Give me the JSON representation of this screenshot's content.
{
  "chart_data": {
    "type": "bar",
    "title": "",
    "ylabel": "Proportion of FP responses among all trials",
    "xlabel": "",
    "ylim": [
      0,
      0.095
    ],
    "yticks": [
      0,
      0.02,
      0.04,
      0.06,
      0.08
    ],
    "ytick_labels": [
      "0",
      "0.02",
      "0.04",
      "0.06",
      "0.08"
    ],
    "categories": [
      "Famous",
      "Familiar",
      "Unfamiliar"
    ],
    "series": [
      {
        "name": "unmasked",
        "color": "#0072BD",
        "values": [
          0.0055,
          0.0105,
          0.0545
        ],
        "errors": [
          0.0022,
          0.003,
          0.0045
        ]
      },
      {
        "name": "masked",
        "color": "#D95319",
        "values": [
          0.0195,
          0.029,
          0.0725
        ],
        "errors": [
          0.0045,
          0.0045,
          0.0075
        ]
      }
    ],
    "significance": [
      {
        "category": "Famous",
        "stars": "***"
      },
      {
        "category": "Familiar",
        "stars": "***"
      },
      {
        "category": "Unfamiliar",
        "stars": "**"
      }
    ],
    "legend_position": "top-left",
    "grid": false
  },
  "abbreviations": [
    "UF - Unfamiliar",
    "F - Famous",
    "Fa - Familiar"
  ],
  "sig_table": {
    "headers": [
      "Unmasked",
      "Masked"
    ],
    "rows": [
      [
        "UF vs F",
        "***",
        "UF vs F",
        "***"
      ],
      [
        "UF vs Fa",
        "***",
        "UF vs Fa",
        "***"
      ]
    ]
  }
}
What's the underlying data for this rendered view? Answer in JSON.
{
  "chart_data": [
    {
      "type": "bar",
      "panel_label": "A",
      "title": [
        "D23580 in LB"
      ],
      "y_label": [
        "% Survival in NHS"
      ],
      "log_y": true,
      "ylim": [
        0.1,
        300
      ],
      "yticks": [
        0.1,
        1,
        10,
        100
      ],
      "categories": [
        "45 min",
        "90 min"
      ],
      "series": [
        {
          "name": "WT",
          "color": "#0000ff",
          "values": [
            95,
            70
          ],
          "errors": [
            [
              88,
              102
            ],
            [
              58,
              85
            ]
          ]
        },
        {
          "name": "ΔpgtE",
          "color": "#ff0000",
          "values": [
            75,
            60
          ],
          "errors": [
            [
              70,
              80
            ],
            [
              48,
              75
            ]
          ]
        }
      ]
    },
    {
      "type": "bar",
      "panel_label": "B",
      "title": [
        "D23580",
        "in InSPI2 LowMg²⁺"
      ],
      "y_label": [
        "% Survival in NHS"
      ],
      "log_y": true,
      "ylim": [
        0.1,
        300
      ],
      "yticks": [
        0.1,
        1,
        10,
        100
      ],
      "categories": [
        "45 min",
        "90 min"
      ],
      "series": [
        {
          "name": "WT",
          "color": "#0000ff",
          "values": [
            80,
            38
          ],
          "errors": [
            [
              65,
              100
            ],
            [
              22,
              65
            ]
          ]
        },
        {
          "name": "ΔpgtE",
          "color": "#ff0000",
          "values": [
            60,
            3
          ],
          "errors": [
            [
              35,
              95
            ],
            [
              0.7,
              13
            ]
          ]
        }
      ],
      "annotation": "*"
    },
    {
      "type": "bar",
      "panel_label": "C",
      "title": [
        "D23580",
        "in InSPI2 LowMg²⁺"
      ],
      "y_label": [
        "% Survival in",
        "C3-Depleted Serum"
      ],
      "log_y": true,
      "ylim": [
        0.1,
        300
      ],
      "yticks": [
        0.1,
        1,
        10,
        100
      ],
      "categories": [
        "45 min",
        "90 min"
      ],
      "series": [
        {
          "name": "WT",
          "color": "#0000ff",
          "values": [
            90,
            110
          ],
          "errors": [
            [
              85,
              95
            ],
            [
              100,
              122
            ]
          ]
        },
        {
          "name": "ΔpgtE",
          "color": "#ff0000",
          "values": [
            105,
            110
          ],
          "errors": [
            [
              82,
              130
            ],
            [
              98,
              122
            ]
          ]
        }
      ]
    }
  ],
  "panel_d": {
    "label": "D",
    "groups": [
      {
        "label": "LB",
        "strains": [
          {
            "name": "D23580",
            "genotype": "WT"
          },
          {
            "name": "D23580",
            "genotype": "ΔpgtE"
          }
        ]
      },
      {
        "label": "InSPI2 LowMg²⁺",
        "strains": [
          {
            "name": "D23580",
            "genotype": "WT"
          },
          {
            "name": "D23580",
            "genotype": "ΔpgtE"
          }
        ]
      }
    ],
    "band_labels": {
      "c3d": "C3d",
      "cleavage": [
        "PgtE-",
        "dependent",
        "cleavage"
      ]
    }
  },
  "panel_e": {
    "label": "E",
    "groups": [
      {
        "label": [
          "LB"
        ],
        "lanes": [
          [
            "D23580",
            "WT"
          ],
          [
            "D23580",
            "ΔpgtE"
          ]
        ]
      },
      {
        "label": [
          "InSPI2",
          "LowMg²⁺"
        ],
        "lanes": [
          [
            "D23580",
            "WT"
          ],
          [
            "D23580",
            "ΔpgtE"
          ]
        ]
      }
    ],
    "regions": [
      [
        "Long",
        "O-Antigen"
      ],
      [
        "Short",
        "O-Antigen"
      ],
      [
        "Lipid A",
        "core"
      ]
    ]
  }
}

• • • •

WHAT IS ASKED
Reproduce every record above exactly as it appears.

FULL RESPONSE
Give me the JSON representation of this screenshot's content.
{
  "chart_data": {
    "type": "bar",
    "title": "",
    "ylabel": "Proportion of FP responses among all trials",
    "xlabel": "",
    "ylim": [
      0,
      0.095
    ],
    "yticks": [
      0,
      0.02,
      0.04,
      0.06,
      0.08
    ],
    "ytick_labels": [
      "0",
      "0.02",
      "0.04",
      "0.06",
      "0.08"
    ],
    "categories": [
      "Famous",
      "Familiar",
      "Unfamiliar"
    ],
    "series": [
      {
        "name": "unmasked",
        "color": "#0072BD",
        "values": [
          0.0055,
          0.0105,
          0.0545
        ],
        "errors": [
          0.0022,
          0.003,
          0.0045
        ]
      },
      {
        "name": "masked",
        "color": "#D95319",
        "values": [
          0.0195,
          0.029,
          0.0725
        ],
        "errors": [
          0.0045,
          0.0045,
          0.0075
        ]
      }
    ],
    "significance": [
      {
        "category": "Famous",
        "stars": "***"
      },
      {
        "category": "Familiar",
        "stars": "***"
      },
      {
        "category": "Unfamiliar",
        "stars": "**"
      }
    ],
    "legend_position": "top-left",
    "grid": false
  },
  "abbreviations": [
    "UF - Unfamiliar",
    "F - Famous",
    "Fa - Familiar"
  ],
  "sig_table": {
    "headers": [
      "Unmasked",
      "Masked"
    ],
    "rows": [
      [
        "UF vs F",
        "***",
        "UF vs F",
        "***"
      ],
      [
        "UF vs Fa",
        "***",
        "UF vs Fa",
        "***"
      ]
    ]
  }
}
What's the underlying data for this rendered view? Answer in JSON.
{
  "chart_data": [
    {
      "type": "bar",
      "panel_label": "A",
      "title": [
        "D23580 in LB"
      ],
      "y_label": [
        "% Survival in NHS"
      ],
      "log_y": true,
      "ylim": [
        0.1,
        300
      ],
      "yticks": [
        0.1,
        1,
        10,
        100
      ],
      "categories": [
        "45 min",
        "90 min"
      ],
      "series": [
        {
          "name": "WT",
          "color": "#0000ff",
          "values": [
            95,
            70
          ],
          "errors": [
            [
              88,
              102
            ],
            [
              58,
              85
            ]
          ]
        },
        {
          "name": "ΔpgtE",
          "color": "#ff0000",
          "values": [
            75,
            60
          ],
          "errors": [
            [
              70,
              80
            ],
            [
              48,
              75
            ]
          ]
        }
      ]
    },
    {
      "type": "bar",
      "panel_label": "B",
      "title": [
        "D23580",
        "in InSPI2 LowMg²⁺"
      ],
      "y_label": [
        "% Survival in NHS"
      ],
      "log_y": true,
      "ylim": [
        0.1,
        300
      ],
      "yticks": [
        0.1,
        1,
        10,
        100
      ],
      "categories": [
        "45 min",
        "90 min"
      ],
      "series": [
        {
          "name": "WT",
          "color": "#0000ff",
          "values": [
            80,
            38
          ],
          "errors": [
            [
              65,
              100
            ],
            [
              22,
              65
            ]
          ]
        },
        {
          "name": "ΔpgtE",
          "color": "#ff0000",
          "values": [
            60,
            3
          ],
          "errors": [
            [
              35,
              95
            ],
            [
              0.7,
              13
            ]
          ]
        }
      ],
      "annotation": "*"
    },
    {
      "type": "bar",
      "panel_label": "C",
      "title": [
        "D23580",
        "in InSPI2 LowMg²⁺"
      ],
      "y_label": [
        "% Survival in",
        "C3-Depleted Serum"
      ],
      "log_y": true,
      "ylim": [
        0.1,
        300
      ],
      "yticks": [
        0.1,
        1,
        10,
        100
      ],
      "categories": [
        "45 min",
        "90 min"
      ],
      "series": [
        {
          "name": "WT",
          "color": "#0000ff",
          "values": [
            90,
            110
          ],
          "errors": [
            [
              85,
              95
            ],
            [
              100,
              122
            ]
          ]
        },
        {
          "name": "ΔpgtE",
          "color": "#ff0000",
          "values": [
            105,
            110
          ],
          "errors": [
            [
              82,
              130
            ],
            [
              98,
              122
            ]
          ]
        }
      ]
    }
  ],
  "panel_d": {
    "label": "D",
    "groups": [
      {
        "label": "LB",
        "strains": [
          {
            "name": "D23580",
            "genotype": "WT"
          },
          {
            "name": "D23580",
            "genotype": "ΔpgtE"
          }
        ]
      },
      {
        "label": "InSPI2 LowMg²⁺",
        "strains": [
          {
            "name": "D23580",
            "genotype": "WT"
          },
          {
            "name": "D23580",
            "genotype": "ΔpgtE"
          }
        ]
      }
    ],
    "band_labels": {
      "c3d": "C3d",
      "cleavage": [
        "PgtE-",
        "dependent",
        "cleavage"
      ]
    }
  },
  "panel_e": {
    "label": "E",
    "groups": [
      {
        "label": [
          "LB"
        ],
        "lanes": [
          [
            "D23580",
            "WT"
          ],
          [
            "D23580",
            "ΔpgtE"
          ]
        ]
      },
      {
        "label": [
          "InSPI2",
          "LowMg²⁺"
        ],
        "lanes": [
          [
            "D23580",
            "WT"
          ],
          [
            "D23580",
            "ΔpgtE"
          ]
        ]
      }
    ],
    "regions": [
      [
        "Long",
        "O-Antigen"
      ],
      [
        "Short",
        "O-Antigen"
      ],
      [
        "Lipid A",
        "core"
      ]
    ]
  }
}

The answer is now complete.